(Items from a data source)
— start —
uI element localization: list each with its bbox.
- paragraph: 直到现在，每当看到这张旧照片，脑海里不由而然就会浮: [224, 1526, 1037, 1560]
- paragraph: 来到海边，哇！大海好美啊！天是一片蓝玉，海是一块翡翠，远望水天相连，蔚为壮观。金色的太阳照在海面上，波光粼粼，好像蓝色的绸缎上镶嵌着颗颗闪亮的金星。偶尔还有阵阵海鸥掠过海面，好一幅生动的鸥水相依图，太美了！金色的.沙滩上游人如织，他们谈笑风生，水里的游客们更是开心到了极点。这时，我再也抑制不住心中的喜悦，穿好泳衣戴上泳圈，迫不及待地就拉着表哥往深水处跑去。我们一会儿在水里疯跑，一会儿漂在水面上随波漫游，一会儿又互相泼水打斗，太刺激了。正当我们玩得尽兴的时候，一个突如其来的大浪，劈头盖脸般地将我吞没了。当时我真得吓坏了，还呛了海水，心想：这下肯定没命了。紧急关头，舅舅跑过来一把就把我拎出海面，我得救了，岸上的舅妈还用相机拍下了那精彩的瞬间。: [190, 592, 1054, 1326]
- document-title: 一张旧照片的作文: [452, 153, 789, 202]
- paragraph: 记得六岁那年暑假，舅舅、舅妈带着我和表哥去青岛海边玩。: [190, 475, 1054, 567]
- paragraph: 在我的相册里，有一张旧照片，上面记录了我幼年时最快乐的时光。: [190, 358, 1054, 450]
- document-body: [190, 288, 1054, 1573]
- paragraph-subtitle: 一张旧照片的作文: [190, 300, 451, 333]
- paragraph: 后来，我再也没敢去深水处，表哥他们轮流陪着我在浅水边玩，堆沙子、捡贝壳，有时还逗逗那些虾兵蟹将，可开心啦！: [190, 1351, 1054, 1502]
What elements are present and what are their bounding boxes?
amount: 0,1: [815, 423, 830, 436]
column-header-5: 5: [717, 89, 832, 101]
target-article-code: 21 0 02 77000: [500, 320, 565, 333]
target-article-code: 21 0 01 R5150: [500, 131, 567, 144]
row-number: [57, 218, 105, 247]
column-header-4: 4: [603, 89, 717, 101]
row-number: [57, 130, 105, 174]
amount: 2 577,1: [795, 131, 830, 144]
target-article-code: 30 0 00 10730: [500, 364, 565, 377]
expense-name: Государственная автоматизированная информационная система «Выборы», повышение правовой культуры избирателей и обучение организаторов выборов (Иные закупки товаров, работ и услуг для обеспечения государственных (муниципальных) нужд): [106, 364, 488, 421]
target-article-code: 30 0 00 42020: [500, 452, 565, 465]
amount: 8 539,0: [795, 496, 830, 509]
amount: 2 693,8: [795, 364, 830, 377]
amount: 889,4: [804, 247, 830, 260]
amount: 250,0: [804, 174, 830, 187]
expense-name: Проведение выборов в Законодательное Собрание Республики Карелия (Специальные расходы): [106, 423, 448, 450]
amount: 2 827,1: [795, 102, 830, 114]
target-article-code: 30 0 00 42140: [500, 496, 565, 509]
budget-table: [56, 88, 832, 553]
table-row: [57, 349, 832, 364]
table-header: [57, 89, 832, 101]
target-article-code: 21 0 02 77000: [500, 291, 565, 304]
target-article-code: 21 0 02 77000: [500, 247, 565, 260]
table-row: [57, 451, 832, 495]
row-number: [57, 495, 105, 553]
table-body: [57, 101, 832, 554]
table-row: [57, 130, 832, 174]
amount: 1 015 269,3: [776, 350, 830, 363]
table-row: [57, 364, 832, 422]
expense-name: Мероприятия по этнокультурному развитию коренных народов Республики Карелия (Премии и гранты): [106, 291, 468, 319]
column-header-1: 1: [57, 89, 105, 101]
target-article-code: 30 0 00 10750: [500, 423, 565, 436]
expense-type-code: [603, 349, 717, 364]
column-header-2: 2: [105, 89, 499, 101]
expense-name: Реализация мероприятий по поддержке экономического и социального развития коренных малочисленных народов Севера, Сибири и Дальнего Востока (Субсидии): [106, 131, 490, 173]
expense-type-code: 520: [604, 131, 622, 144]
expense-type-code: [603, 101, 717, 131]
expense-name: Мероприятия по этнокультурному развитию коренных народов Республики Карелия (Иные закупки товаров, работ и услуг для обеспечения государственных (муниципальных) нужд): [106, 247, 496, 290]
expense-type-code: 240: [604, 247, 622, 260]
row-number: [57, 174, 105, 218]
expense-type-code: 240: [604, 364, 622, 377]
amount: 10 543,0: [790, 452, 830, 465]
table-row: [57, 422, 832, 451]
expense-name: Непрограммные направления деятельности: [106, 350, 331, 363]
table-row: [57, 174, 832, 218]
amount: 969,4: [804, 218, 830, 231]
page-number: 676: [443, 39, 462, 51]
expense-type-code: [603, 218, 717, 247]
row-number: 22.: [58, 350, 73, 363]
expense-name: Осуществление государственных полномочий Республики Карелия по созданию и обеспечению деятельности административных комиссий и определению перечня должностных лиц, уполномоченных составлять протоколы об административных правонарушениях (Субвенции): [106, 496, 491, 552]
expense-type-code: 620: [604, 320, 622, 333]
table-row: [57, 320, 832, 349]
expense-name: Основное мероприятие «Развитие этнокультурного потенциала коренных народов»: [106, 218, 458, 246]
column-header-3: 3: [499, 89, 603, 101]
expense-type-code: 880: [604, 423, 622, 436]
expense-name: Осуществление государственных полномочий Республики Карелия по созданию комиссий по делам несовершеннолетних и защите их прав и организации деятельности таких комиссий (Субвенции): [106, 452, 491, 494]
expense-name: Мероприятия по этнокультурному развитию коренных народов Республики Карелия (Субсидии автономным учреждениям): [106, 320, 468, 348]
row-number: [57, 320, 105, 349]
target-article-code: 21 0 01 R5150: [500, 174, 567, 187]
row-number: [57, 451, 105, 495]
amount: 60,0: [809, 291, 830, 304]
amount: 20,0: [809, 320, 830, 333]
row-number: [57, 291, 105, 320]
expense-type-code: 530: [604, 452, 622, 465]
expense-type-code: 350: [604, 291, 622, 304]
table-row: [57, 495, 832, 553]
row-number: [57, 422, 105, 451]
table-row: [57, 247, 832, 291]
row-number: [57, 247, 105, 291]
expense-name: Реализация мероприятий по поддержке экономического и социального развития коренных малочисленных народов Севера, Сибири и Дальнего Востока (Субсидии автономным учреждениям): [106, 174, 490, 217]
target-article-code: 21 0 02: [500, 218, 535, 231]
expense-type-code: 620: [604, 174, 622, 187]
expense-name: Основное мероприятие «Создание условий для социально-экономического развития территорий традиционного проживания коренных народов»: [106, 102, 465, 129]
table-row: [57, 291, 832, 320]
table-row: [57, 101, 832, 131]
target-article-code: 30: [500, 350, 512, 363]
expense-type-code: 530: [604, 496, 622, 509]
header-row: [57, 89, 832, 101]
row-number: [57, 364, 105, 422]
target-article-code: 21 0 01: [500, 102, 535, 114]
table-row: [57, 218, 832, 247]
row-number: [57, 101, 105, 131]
— end —
▶ [Exercise goal] In the lines from the start of the material through the line containing "target-article-code: 21 0 02 77000: [500, 320, 565, 333]", swap "document-title" for "title" and leave everything else unchanged. Return only those lines.

▶ [The reply]
uI element localization: list each with its bbox.
- paragraph: 直到现在，每当看到这张旧照片，脑海里不由而然就会浮: [224, 1526, 1037, 1560]
- paragraph: 来到海边，哇！大海好美啊！天是一片蓝玉，海是一块翡翠，远望水天相连，蔚为壮观。金色的太阳照在海面上，波光粼粼，好像蓝色的绸缎上镶嵌着颗颗闪亮的金星。偶尔还有阵阵海鸥掠过海面，好一幅生动的鸥水相依图，太美了！金色的.沙滩上游人如织，他们谈笑风生，水里的游客们更是开心到了极点。这时，我再也抑制不住心中的喜悦，穿好泳衣戴上泳圈，迫不及待地就拉着表哥往深水处跑去。我们一会儿在水里疯跑，一会儿漂在水面上随波漫游，一会儿又互相泼水打斗，太刺激了。正当我们玩得尽兴的时候，一个突如其来的大浪，劈头盖脸般地将我吞没了。当时我真得吓坏了，还呛了海水，心想：这下肯定没命了。紧急关头，舅舅跑过来一把就把我拎出海面，我得救了，岸上的舅妈还用相机拍下了那精彩的瞬间。: [190, 592, 1054, 1326]
- title: 一张旧照片的作文: [452, 153, 789, 202]
- paragraph: 记得六岁那年暑假，舅舅、舅妈带着我和表哥去青岛海边玩。: [190, 475, 1054, 567]
- paragraph: 在我的相册里，有一张旧照片，上面记录了我幼年时最快乐的时光。: [190, 358, 1054, 450]
- document-body: [190, 288, 1054, 1573]
- paragraph-subtitle: 一张旧照片的作文: [190, 300, 451, 333]
- paragraph: 后来，我再也没敢去深水处，表哥他们轮流陪着我在浅水边玩，堆沙子、捡贝壳，有时还逗逗那些虾兵蟹将，可开心啦！: [190, 1351, 1054, 1502]
What elements are present and what are their bounding boxes?
amount: 0,1: [815, 423, 830, 436]
column-header-5: 5: [717, 89, 832, 101]
target-article-code: 21 0 02 77000: [500, 320, 565, 333]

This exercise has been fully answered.